[Figure content listings]
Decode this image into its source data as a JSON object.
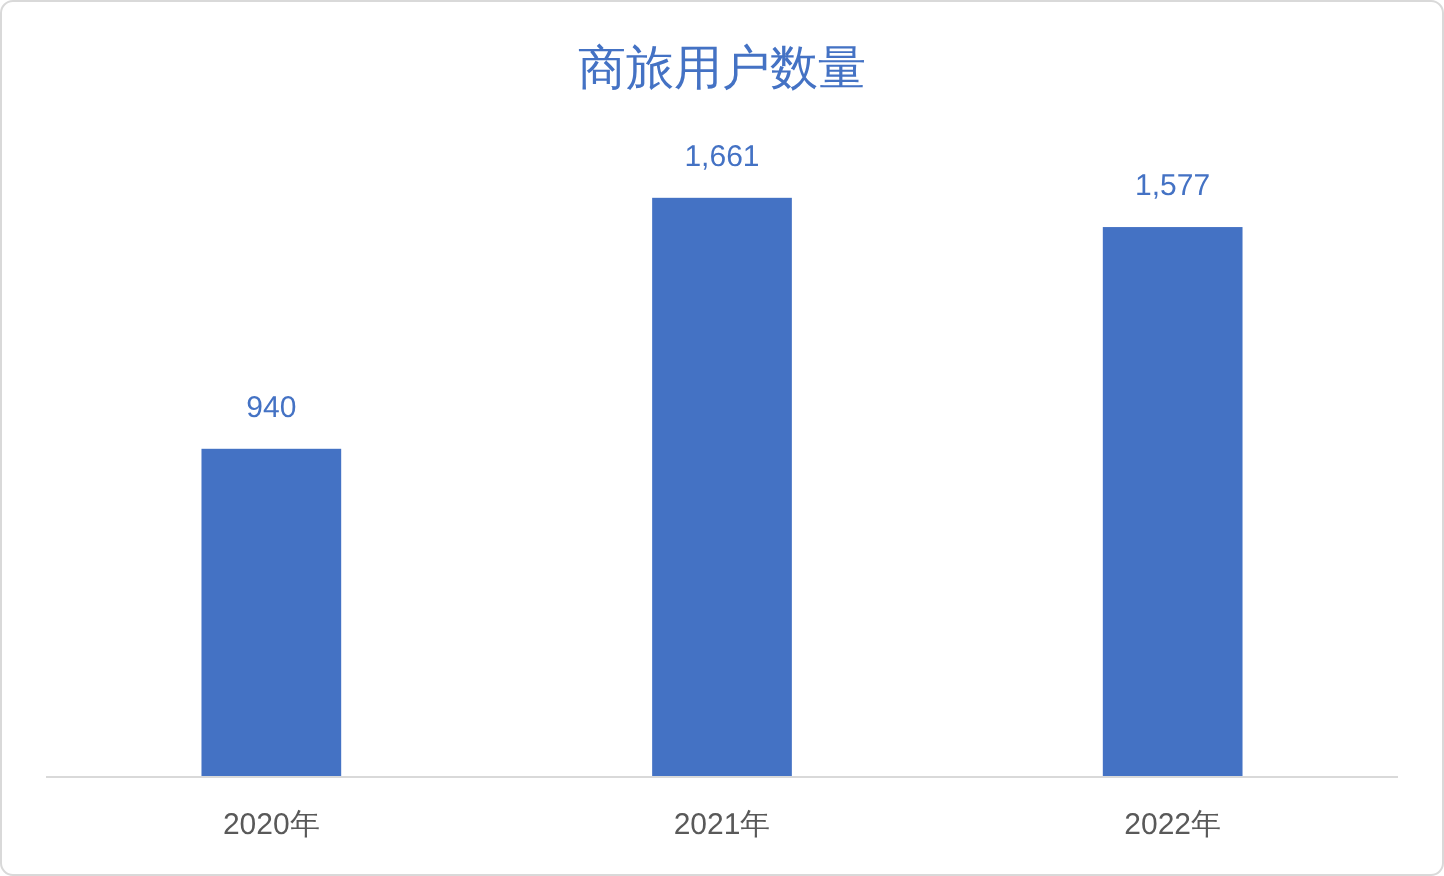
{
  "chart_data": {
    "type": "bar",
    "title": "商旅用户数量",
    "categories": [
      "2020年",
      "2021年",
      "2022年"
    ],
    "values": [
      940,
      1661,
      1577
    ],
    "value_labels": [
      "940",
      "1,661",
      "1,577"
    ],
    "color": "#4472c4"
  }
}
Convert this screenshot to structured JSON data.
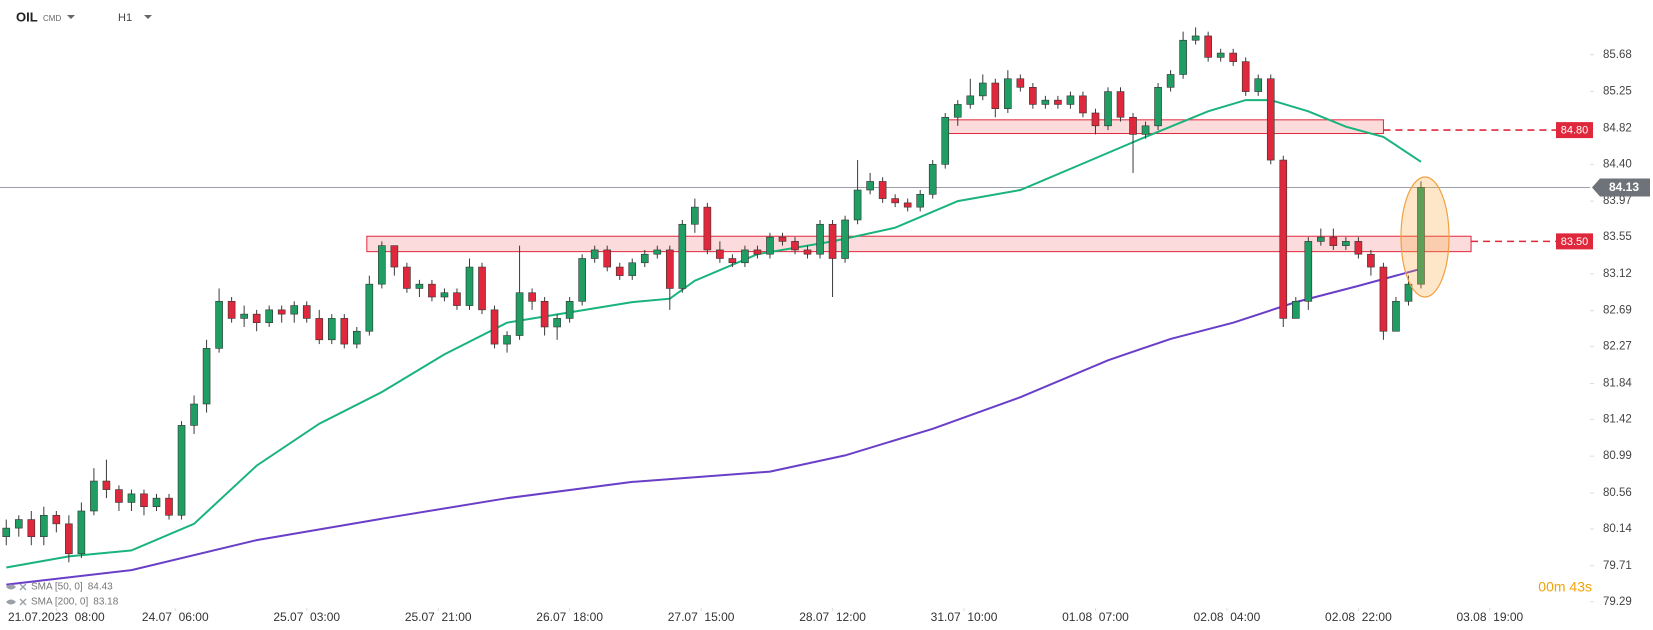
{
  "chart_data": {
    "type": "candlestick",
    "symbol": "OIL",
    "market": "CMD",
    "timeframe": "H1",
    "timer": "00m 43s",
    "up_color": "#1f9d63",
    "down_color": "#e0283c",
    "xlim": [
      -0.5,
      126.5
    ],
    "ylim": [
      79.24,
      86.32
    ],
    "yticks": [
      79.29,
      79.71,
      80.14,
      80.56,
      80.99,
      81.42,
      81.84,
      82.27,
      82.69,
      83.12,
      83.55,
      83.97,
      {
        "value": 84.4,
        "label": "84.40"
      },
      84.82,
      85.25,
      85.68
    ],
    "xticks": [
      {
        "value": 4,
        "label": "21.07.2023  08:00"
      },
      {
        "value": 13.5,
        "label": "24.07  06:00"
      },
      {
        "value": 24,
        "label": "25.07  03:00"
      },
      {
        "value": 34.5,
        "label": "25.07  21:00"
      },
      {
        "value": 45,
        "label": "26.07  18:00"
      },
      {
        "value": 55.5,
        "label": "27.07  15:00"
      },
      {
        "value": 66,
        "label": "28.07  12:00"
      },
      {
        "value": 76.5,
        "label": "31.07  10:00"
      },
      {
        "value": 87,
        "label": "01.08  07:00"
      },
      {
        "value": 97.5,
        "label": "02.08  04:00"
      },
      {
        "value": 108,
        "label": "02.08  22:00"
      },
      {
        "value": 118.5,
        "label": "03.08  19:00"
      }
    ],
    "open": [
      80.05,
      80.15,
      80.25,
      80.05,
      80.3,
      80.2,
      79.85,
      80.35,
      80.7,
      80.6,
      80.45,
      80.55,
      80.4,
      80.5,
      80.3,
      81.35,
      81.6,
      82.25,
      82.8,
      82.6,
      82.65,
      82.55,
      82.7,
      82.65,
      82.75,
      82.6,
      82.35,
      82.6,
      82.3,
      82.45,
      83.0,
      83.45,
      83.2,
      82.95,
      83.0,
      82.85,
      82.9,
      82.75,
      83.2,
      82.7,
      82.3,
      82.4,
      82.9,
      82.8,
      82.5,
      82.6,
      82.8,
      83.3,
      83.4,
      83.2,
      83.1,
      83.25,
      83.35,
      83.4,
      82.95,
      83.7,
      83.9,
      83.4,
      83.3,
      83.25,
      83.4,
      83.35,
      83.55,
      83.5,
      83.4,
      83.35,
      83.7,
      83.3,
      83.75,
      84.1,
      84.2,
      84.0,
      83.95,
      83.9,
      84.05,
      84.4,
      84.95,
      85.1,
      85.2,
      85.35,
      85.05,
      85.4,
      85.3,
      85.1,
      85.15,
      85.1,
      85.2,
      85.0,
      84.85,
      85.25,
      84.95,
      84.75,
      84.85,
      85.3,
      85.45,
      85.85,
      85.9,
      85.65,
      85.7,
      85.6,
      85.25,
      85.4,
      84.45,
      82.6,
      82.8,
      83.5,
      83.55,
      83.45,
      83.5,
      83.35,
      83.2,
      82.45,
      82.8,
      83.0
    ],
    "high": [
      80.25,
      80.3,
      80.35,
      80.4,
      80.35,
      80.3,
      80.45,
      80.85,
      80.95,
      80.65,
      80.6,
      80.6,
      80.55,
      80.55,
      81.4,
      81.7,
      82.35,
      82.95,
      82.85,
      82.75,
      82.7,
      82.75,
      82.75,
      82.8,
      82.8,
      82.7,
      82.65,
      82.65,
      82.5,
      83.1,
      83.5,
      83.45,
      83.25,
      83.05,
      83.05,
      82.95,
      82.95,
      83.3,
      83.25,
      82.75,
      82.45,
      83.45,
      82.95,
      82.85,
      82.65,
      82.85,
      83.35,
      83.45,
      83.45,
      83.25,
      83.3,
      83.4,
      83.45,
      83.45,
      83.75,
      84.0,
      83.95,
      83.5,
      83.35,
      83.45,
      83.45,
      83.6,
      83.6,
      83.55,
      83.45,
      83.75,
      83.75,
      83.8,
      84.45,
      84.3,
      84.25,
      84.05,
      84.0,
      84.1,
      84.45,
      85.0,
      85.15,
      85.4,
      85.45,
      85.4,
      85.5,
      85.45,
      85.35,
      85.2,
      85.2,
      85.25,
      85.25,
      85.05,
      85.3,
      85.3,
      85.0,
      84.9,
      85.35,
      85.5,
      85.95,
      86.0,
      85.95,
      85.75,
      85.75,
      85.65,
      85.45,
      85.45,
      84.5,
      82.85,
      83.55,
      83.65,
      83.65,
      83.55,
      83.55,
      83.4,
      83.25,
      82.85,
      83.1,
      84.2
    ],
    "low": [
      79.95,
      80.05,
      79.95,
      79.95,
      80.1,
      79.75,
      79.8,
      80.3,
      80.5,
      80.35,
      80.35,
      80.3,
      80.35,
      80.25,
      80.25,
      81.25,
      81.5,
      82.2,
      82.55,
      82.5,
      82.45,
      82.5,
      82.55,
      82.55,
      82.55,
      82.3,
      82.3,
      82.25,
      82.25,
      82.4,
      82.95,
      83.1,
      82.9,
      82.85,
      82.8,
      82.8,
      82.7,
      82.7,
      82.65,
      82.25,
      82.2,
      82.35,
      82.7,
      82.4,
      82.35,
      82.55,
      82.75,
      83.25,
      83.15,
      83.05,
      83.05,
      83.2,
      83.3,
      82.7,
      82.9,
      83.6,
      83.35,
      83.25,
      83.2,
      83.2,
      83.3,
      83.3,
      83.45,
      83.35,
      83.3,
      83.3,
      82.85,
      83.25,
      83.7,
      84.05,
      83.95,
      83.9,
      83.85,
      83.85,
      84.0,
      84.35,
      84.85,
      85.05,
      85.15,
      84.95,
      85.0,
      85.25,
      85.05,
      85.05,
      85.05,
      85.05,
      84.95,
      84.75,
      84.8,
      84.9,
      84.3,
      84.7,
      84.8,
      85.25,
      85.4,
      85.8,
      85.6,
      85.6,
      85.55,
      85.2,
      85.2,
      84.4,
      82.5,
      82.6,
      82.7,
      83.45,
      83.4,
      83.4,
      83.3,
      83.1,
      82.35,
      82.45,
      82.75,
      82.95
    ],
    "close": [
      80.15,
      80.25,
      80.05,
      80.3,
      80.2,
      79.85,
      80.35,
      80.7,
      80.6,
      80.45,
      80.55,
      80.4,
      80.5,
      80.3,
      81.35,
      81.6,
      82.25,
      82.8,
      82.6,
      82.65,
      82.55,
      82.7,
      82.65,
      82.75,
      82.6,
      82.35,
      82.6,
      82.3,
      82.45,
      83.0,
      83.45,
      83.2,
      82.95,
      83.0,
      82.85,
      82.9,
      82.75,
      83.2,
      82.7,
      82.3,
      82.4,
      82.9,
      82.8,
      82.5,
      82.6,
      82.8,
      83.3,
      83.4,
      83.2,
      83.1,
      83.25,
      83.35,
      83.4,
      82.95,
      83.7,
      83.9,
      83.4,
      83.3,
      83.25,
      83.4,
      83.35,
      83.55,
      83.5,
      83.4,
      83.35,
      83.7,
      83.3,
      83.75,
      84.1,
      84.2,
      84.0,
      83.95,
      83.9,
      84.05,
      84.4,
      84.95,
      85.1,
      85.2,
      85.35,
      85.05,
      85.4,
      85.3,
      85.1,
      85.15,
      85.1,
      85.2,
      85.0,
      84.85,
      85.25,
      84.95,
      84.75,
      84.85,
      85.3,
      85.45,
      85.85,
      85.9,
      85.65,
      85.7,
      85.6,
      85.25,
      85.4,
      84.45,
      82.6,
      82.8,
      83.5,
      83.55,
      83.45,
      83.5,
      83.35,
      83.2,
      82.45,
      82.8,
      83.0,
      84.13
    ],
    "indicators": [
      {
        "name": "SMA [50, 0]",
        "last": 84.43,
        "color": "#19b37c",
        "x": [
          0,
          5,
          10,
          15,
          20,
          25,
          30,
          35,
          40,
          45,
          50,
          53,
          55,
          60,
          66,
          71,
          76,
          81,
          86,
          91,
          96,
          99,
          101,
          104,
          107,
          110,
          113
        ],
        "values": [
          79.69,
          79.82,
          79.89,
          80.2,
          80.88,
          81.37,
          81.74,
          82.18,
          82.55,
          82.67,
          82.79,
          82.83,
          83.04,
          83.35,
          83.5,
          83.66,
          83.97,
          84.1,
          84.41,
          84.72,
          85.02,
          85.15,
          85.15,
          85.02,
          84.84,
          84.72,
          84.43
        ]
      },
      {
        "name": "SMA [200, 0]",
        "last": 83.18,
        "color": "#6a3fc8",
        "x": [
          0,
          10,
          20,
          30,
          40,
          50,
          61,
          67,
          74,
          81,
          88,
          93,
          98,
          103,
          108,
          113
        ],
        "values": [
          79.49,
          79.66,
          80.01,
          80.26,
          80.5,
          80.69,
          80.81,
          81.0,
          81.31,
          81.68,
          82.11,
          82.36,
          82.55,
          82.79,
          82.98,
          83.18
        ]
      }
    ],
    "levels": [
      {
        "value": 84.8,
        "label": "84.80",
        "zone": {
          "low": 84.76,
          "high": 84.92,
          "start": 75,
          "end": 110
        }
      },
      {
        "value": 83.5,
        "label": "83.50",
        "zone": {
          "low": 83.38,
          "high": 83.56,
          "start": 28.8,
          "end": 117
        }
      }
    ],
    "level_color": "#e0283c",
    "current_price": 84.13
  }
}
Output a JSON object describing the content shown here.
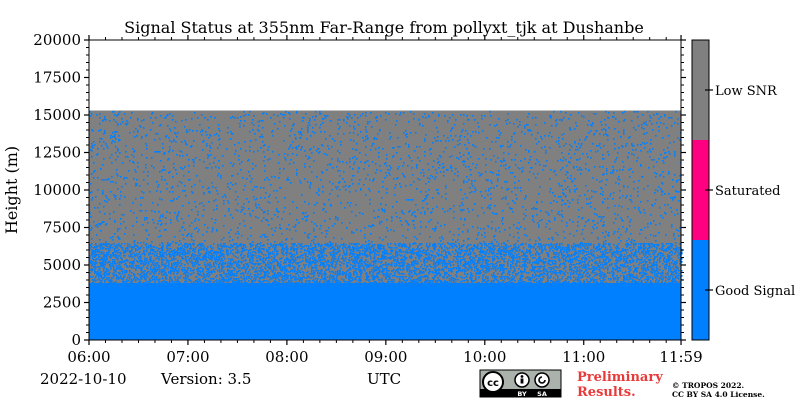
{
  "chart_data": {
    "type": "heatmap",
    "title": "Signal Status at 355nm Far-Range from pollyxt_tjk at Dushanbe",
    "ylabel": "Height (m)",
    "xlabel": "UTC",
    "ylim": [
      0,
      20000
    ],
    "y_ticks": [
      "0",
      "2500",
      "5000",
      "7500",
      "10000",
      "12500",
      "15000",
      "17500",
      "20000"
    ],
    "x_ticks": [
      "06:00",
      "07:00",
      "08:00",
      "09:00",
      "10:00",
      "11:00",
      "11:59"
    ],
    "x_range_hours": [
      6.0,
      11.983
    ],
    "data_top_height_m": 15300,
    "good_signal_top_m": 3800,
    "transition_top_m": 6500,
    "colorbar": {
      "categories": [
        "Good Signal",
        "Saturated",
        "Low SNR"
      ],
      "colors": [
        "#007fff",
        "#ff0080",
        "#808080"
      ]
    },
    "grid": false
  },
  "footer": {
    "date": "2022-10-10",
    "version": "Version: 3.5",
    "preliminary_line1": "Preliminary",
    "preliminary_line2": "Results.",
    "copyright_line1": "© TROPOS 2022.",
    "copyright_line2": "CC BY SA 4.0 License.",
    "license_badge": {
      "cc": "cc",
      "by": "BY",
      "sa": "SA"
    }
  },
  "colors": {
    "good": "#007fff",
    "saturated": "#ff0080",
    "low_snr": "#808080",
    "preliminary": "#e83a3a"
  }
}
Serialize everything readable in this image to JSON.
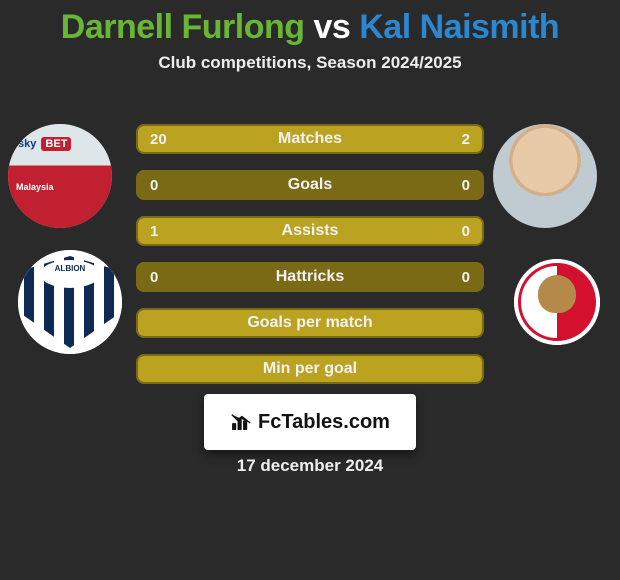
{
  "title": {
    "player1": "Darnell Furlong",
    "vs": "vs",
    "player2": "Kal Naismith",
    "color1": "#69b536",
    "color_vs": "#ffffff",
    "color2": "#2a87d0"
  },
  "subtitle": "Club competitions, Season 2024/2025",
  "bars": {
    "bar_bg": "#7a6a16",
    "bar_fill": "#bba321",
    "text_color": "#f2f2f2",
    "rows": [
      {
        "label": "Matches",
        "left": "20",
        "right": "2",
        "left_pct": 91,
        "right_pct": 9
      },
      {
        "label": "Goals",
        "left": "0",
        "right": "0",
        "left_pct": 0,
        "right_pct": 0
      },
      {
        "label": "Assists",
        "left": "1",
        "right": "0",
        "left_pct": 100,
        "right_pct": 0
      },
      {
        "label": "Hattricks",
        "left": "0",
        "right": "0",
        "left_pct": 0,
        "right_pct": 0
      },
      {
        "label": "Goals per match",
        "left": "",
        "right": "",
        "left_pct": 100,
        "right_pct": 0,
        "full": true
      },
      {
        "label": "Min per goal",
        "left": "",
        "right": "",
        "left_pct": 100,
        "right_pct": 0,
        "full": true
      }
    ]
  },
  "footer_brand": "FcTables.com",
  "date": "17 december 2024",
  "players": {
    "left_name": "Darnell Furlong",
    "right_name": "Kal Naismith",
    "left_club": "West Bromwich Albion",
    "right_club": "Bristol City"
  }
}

Problem statement: Read the entries and pick out all lines that include the word "this".

Correct result:
Decode this image into its source data as a JSON object.
Convert this screenshot to structured JSON data.
Serialize everything readable in this image to JSON.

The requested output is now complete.